Instructions to follow = Output all lines exactly.

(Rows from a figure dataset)
— Begin —

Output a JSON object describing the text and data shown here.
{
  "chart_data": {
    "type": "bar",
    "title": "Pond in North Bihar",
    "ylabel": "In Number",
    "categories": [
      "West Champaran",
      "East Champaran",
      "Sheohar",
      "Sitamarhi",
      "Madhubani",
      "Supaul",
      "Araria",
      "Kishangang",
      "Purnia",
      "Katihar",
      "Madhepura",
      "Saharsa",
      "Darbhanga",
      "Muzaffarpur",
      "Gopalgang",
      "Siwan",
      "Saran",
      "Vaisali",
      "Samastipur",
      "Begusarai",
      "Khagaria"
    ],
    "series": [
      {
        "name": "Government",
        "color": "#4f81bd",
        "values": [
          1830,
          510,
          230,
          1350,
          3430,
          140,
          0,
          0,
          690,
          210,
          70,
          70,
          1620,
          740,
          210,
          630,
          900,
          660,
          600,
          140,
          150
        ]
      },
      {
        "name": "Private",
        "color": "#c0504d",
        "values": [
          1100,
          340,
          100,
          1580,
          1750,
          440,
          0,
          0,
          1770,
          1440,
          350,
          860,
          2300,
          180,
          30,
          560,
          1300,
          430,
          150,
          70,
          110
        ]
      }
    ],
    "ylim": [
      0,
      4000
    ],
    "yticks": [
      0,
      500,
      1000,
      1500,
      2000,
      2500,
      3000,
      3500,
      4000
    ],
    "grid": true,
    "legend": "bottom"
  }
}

— End —

The answer =
Output a JSON object describing the text and data shown here.
{
  "chart_data": {
    "type": "bar",
    "title": "Pond in North Bihar",
    "ylabel": "In Number",
    "categories": [
      "West Champaran",
      "East Champaran",
      "Sheohar",
      "Sitamarhi",
      "Madhubani",
      "Supaul",
      "Araria",
      "Kishangang",
      "Purnia",
      "Katihar",
      "Madhepura",
      "Saharsa",
      "Darbhanga",
      "Muzaffarpur",
      "Gopalgang",
      "Siwan",
      "Saran",
      "Vaisali",
      "Samastipur",
      "Begusarai",
      "Khagaria"
    ],
    "series": [
      {
        "name": "Government",
        "color": "#4f81bd",
        "values": [
          1830,
          510,
          230,
          1350,
          3430,
          140,
          0,
          0,
          690,
          210,
          70,
          70,
          1620,
          740,
          210,
          630,
          900,
          660,
          600,
          140,
          150
        ]
      },
      {
        "name": "Private",
        "color": "#c0504d",
        "values": [
          1100,
          340,
          100,
          1580,
          1750,
          440,
          0,
          0,
          1770,
          1440,
          350,
          860,
          2300,
          180,
          30,
          560,
          1300,
          430,
          150,
          70,
          110
        ]
      }
    ],
    "ylim": [
      0,
      4000
    ],
    "yticks": [
      0,
      500,
      1000,
      1500,
      2000,
      2500,
      3000,
      3500,
      4000
    ],
    "grid": true,
    "legend": "bottom"
  }
}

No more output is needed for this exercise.